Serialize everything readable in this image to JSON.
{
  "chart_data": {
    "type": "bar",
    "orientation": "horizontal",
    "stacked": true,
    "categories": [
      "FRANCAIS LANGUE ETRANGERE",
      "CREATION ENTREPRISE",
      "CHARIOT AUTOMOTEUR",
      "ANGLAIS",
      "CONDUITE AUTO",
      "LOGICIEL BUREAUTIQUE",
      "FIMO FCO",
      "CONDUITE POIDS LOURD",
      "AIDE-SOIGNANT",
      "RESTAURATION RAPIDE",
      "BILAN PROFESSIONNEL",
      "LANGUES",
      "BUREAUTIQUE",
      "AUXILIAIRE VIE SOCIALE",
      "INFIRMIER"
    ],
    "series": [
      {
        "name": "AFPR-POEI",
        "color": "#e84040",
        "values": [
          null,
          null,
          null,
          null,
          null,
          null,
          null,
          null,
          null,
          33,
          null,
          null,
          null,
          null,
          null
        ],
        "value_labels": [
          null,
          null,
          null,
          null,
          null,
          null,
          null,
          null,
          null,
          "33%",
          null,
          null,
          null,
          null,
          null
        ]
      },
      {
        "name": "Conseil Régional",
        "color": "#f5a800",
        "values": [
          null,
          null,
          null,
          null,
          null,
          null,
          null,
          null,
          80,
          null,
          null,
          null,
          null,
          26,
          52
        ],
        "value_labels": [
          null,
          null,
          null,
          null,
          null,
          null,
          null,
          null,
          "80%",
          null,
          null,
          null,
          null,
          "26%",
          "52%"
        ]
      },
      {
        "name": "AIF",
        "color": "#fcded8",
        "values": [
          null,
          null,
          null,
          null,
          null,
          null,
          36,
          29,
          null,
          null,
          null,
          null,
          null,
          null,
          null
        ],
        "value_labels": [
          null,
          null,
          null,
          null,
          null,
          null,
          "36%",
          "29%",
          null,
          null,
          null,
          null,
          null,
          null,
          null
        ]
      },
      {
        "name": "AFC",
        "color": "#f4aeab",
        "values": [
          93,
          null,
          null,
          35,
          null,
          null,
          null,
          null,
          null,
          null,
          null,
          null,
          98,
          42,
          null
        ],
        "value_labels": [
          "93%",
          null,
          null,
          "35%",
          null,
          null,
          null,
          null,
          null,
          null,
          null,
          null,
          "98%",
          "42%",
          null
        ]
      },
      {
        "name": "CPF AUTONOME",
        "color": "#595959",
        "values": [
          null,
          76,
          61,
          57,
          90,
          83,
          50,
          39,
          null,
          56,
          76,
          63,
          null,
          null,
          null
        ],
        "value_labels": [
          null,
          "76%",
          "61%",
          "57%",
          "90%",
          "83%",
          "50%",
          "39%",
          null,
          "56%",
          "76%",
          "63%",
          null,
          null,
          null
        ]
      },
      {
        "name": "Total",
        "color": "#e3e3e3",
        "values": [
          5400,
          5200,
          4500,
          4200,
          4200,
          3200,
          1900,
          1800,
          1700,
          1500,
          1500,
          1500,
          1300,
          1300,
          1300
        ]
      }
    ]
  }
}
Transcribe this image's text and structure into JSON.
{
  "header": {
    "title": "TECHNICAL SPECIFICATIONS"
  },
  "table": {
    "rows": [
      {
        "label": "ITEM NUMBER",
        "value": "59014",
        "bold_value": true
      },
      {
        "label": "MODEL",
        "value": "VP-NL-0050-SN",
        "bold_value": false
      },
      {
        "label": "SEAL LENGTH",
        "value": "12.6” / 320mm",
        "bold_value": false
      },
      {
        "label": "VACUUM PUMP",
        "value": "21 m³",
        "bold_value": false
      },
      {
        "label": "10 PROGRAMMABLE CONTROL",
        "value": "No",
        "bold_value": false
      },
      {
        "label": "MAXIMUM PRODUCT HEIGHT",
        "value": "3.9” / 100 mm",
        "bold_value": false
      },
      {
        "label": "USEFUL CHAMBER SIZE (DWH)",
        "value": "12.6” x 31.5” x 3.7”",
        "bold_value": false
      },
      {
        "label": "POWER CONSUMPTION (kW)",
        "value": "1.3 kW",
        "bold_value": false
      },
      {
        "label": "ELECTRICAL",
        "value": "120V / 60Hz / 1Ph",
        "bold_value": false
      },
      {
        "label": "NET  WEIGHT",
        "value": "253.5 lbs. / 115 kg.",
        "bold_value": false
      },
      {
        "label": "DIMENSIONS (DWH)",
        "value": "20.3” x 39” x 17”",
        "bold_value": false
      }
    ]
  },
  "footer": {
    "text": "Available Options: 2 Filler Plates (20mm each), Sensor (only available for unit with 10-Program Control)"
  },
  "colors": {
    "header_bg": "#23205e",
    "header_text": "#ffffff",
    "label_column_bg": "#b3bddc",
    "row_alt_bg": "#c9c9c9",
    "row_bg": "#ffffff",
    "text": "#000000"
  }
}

- [BRIEF]:
All of the records must be retyped exactly as they are.

- [OUTPUT OF THE TASK]:
Serialize everything readable in this image to JSON.
{
  "chart_data": {
    "type": "bar",
    "orientation": "horizontal",
    "stacked": true,
    "categories": [
      "FRANCAIS LANGUE ETRANGERE",
      "CREATION ENTREPRISE",
      "CHARIOT AUTOMOTEUR",
      "ANGLAIS",
      "CONDUITE AUTO",
      "LOGICIEL BUREAUTIQUE",
      "FIMO FCO",
      "CONDUITE POIDS LOURD",
      "AIDE-SOIGNANT",
      "RESTAURATION RAPIDE",
      "BILAN PROFESSIONNEL",
      "LANGUES",
      "BUREAUTIQUE",
      "AUXILIAIRE VIE SOCIALE",
      "INFIRMIER"
    ],
    "series": [
      {
        "name": "AFPR-POEI",
        "color": "#e84040",
        "values": [
          null,
          null,
          null,
          null,
          null,
          null,
          null,
          null,
          null,
          33,
          null,
          null,
          null,
          null,
          null
        ],
        "value_labels": [
          null,
          null,
          null,
          null,
          null,
          null,
          null,
          null,
          null,
          "33%",
          null,
          null,
          null,
          null,
          null
        ]
      },
      {
        "name": "Conseil Régional",
        "color": "#f5a800",
        "values": [
          null,
          null,
          null,
          null,
          null,
          null,
          null,
          null,
          80,
          null,
          null,
          null,
          null,
          26,
          52
        ],
        "value_labels": [
          null,
          null,
          null,
          null,
          null,
          null,
          null,
          null,
          "80%",
          null,
          null,
          null,
          null,
          "26%",
          "52%"
        ]
      },
      {
        "name": "AIF",
        "color": "#fcded8",
        "values": [
          null,
          null,
          null,
          null,
          null,
          null,
          36,
          29,
          null,
          null,
          null,
          null,
          null,
          null,
          null
        ],
        "value_labels": [
          null,
          null,
          null,
          null,
          null,
          null,
          "36%",
          "29%",
          null,
          null,
          null,
          null,
          null,
          null,
          null
        ]
      },
      {
        "name": "AFC",
        "color": "#f4aeab",
        "values": [
          93,
          null,
          null,
          35,
          null,
          null,
          null,
          null,
          null,
          null,
          null,
          null,
          98,
          42,
          null
        ],
        "value_labels": [
          "93%",
          null,
          null,
          "35%",
          null,
          null,
          null,
          null,
          null,
          null,
          null,
          null,
          "98%",
          "42%",
          null
        ]
      },
      {
        "name": "CPF AUTONOME",
        "color": "#595959",
        "values": [
          null,
          76,
          61,
          57,
          90,
          83,
          50,
          39,
          null,
          56,
          76,
          63,
          null,
          null,
          null
        ],
        "value_labels": [
          null,
          "76%",
          "61%",
          "57%",
          "90%",
          "83%",
          "50%",
          "39%",
          null,
          "56%",
          "76%",
          "63%",
          null,
          null,
          null
        ]
      },
      {
        "name": "Total",
        "color": "#e3e3e3",
        "values": [
          5400,
          5200,
          4500,
          4200,
          4200,
          3200,
          1900,
          1800,
          1700,
          1500,
          1500,
          1500,
          1300,
          1300,
          1300
        ]
      }
    ]
  }
}
Transcribe this image's text and structure into JSON.
{
  "header": {
    "title": "TECHNICAL SPECIFICATIONS"
  },
  "table": {
    "rows": [
      {
        "label": "ITEM NUMBER",
        "value": "59014",
        "bold_value": true
      },
      {
        "label": "MODEL",
        "value": "VP-NL-0050-SN",
        "bold_value": false
      },
      {
        "label": "SEAL LENGTH",
        "value": "12.6” / 320mm",
        "bold_value": false
      },
      {
        "label": "VACUUM PUMP",
        "value": "21 m³",
        "bold_value": false
      },
      {
        "label": "10 PROGRAMMABLE CONTROL",
        "value": "No",
        "bold_value": false
      },
      {
        "label": "MAXIMUM PRODUCT HEIGHT",
        "value": "3.9” / 100 mm",
        "bold_value": false
      },
      {
        "label": "USEFUL CHAMBER SIZE (DWH)",
        "value": "12.6” x 31.5” x 3.7”",
        "bold_value": false
      },
      {
        "label": "POWER CONSUMPTION (kW)",
        "value": "1.3 kW",
        "bold_value": false
      },
      {
        "label": "ELECTRICAL",
        "value": "120V / 60Hz / 1Ph",
        "bold_value": false
      },
      {
        "label": "NET  WEIGHT",
        "value": "253.5 lbs. / 115 kg.",
        "bold_value": false
      },
      {
        "label": "DIMENSIONS (DWH)",
        "value": "20.3” x 39” x 17”",
        "bold_value": false
      }
    ]
  },
  "footer": {
    "text": "Available Options: 2 Filler Plates (20mm each), Sensor (only available for unit with 10-Program Control)"
  },
  "colors": {
    "header_bg": "#23205e",
    "header_text": "#ffffff",
    "label_column_bg": "#b3bddc",
    "row_alt_bg": "#c9c9c9",
    "row_bg": "#ffffff",
    "text": "#000000"
  }
}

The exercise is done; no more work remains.